-- Aim of the task --
Which lines below hold the word "用英文字母作代号"? Report each one.

-- Data for the task --
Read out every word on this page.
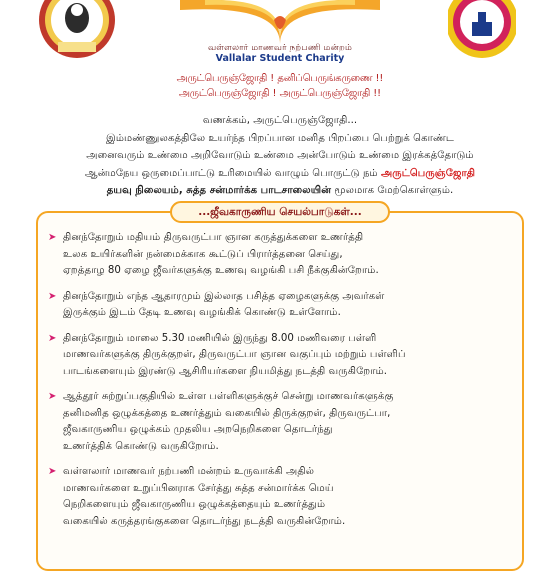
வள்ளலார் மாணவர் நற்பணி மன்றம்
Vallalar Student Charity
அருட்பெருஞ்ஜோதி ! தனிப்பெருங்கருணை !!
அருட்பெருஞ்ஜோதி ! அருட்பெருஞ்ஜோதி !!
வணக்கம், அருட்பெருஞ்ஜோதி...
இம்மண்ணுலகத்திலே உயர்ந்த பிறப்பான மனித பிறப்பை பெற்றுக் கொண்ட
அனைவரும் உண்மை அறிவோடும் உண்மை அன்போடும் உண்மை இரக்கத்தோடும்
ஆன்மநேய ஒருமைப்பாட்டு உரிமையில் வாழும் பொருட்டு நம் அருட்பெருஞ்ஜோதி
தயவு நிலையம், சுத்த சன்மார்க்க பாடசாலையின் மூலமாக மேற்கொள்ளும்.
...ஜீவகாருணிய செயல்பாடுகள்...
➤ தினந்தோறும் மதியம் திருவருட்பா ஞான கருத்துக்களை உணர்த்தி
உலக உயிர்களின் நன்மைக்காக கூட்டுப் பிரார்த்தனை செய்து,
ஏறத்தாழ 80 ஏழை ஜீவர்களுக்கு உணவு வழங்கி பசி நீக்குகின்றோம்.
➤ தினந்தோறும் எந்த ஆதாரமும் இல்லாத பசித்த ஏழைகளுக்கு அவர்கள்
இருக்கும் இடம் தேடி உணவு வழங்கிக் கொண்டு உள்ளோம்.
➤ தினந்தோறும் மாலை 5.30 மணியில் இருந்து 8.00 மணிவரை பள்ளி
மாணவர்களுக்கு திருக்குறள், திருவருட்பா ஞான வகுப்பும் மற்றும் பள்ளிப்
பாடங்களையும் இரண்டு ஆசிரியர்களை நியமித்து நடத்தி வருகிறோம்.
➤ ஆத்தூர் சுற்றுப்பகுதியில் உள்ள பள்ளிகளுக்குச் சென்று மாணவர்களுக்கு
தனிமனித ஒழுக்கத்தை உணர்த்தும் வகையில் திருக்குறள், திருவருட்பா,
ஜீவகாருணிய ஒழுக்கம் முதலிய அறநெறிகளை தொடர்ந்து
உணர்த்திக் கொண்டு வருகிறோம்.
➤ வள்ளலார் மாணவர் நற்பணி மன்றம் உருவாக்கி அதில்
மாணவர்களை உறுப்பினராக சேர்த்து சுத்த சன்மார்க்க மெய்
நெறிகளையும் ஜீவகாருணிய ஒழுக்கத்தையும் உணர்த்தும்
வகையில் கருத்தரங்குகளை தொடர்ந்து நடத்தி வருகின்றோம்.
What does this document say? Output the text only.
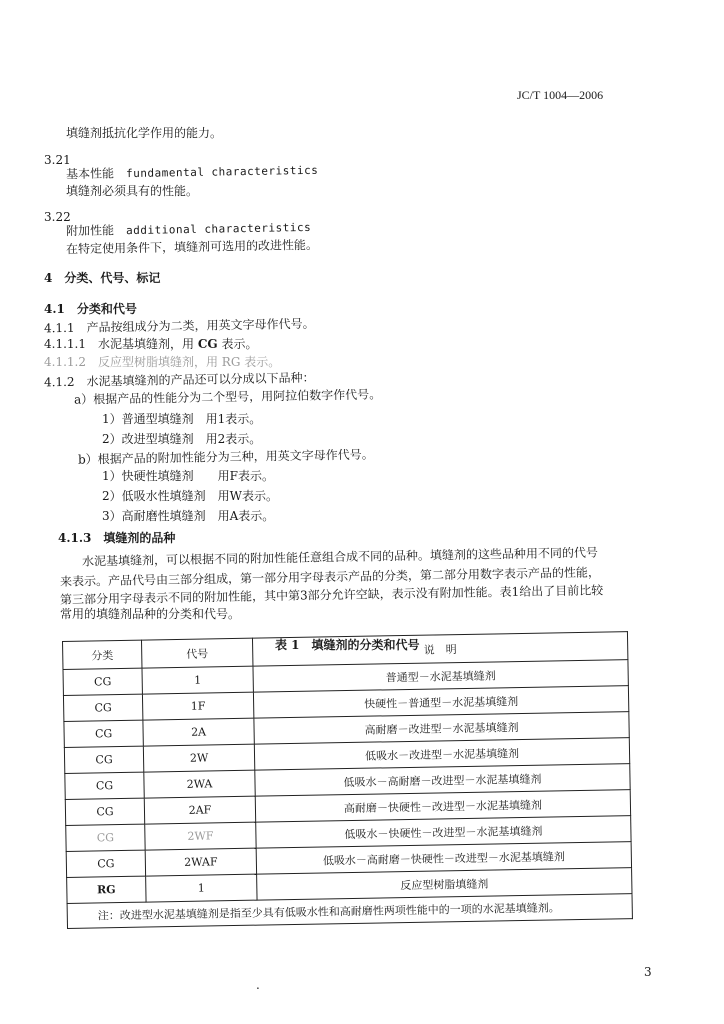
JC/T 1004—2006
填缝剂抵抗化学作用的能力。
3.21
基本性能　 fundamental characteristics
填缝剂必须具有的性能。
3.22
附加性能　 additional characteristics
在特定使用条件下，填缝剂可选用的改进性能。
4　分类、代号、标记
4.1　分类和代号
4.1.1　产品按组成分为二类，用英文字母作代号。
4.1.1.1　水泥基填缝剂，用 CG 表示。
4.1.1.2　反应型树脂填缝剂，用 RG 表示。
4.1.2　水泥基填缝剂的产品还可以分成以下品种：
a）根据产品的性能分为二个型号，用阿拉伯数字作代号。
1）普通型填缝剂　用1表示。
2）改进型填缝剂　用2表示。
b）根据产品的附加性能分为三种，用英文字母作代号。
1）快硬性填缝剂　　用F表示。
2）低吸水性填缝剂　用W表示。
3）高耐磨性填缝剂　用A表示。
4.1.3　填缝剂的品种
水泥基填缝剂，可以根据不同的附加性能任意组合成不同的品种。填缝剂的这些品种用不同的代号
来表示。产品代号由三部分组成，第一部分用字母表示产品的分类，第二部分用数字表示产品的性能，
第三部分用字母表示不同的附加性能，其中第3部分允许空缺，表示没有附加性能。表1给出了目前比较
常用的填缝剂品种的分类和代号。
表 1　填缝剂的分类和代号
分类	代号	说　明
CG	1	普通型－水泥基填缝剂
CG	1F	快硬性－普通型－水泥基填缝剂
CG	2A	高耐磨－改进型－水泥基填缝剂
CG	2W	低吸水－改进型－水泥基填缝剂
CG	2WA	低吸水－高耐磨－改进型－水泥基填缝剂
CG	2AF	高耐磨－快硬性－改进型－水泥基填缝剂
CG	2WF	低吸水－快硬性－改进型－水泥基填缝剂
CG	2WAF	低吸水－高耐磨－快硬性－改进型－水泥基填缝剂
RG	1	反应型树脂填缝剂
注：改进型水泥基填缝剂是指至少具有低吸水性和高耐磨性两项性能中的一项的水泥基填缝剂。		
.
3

-- Solution --
4.1.1　产品按组成分为二类，用英文字母作代号。
b）根据产品的附加性能分为三种，用英文字母作代号。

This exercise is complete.